The listing below should be written out exactly; please include all of it.

--- Begin DATA SHOWN ---

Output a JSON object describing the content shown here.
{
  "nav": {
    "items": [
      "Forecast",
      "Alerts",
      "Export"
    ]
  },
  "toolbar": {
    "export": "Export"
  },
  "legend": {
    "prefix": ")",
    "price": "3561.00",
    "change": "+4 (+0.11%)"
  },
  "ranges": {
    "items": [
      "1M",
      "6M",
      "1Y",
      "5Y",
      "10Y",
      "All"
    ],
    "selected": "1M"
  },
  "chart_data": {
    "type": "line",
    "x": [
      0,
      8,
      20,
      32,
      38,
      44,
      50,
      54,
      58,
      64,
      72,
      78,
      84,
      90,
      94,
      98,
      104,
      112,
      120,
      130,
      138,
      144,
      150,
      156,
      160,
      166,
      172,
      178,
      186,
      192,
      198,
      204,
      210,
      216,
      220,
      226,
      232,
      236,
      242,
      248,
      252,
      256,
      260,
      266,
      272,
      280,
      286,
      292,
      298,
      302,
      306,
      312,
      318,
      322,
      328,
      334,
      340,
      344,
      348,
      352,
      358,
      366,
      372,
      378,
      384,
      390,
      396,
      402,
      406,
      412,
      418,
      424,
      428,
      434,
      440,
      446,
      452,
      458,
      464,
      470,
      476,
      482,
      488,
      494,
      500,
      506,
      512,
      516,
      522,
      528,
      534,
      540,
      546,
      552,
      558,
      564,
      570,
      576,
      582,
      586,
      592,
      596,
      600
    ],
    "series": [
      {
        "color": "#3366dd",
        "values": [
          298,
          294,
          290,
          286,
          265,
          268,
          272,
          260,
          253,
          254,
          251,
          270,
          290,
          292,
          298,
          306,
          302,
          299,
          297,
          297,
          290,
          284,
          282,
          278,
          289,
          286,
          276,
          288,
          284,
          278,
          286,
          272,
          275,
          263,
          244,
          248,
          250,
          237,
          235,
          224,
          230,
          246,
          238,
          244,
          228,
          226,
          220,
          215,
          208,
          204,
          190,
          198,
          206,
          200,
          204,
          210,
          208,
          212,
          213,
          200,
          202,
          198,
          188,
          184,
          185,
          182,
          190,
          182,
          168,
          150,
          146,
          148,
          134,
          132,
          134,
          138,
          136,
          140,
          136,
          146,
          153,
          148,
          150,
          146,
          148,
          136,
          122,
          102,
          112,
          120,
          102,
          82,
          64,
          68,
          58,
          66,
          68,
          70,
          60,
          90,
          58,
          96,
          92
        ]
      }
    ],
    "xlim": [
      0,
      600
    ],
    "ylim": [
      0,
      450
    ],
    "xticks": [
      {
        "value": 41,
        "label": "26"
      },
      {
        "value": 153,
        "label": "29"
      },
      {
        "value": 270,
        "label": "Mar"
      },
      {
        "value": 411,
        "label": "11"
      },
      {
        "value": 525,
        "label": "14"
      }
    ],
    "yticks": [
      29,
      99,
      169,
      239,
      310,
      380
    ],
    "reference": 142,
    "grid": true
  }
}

--- End DATA SHOWN ---

*OUTPUT FOR THIS EXERCISE*:
Output a JSON object describing the content shown here.
{
  "nav": {
    "items": [
      "Forecast",
      "Alerts",
      "Export"
    ]
  },
  "toolbar": {
    "export": "Export"
  },
  "legend": {
    "prefix": ")",
    "price": "3561.00",
    "change": "+4 (+0.11%)"
  },
  "ranges": {
    "items": [
      "1M",
      "6M",
      "1Y",
      "5Y",
      "10Y",
      "All"
    ],
    "selected": "1M"
  },
  "chart_data": {
    "type": "line",
    "x": [
      0,
      8,
      20,
      32,
      38,
      44,
      50,
      54,
      58,
      64,
      72,
      78,
      84,
      90,
      94,
      98,
      104,
      112,
      120,
      130,
      138,
      144,
      150,
      156,
      160,
      166,
      172,
      178,
      186,
      192,
      198,
      204,
      210,
      216,
      220,
      226,
      232,
      236,
      242,
      248,
      252,
      256,
      260,
      266,
      272,
      280,
      286,
      292,
      298,
      302,
      306,
      312,
      318,
      322,
      328,
      334,
      340,
      344,
      348,
      352,
      358,
      366,
      372,
      378,
      384,
      390,
      396,
      402,
      406,
      412,
      418,
      424,
      428,
      434,
      440,
      446,
      452,
      458,
      464,
      470,
      476,
      482,
      488,
      494,
      500,
      506,
      512,
      516,
      522,
      528,
      534,
      540,
      546,
      552,
      558,
      564,
      570,
      576,
      582,
      586,
      592,
      596,
      600
    ],
    "series": [
      {
        "color": "#3366dd",
        "values": [
          298,
          294,
          290,
          286,
          265,
          268,
          272,
          260,
          253,
          254,
          251,
          270,
          290,
          292,
          298,
          306,
          302,
          299,
          297,
          297,
          290,
          284,
          282,
          278,
          289,
          286,
          276,
          288,
          284,
          278,
          286,
          272,
          275,
          263,
          244,
          248,
          250,
          237,
          235,
          224,
          230,
          246,
          238,
          244,
          228,
          226,
          220,
          215,
          208,
          204,
          190,
          198,
          206,
          200,
          204,
          210,
          208,
          212,
          213,
          200,
          202,
          198,
          188,
          184,
          185,
          182,
          190,
          182,
          168,
          150,
          146,
          148,
          134,
          132,
          134,
          138,
          136,
          140,
          136,
          146,
          153,
          148,
          150,
          146,
          148,
          136,
          122,
          102,
          112,
          120,
          102,
          82,
          64,
          68,
          58,
          66,
          68,
          70,
          60,
          90,
          58,
          96,
          92
        ]
      }
    ],
    "xlim": [
      0,
      600
    ],
    "ylim": [
      0,
      450
    ],
    "xticks": [
      {
        "value": 41,
        "label": "26"
      },
      {
        "value": 153,
        "label": "29"
      },
      {
        "value": 270,
        "label": "Mar"
      },
      {
        "value": 411,
        "label": "11"
      },
      {
        "value": 525,
        "label": "14"
      }
    ],
    "yticks": [
      29,
      99,
      169,
      239,
      310,
      380
    ],
    "reference": 142,
    "grid": true
  }
}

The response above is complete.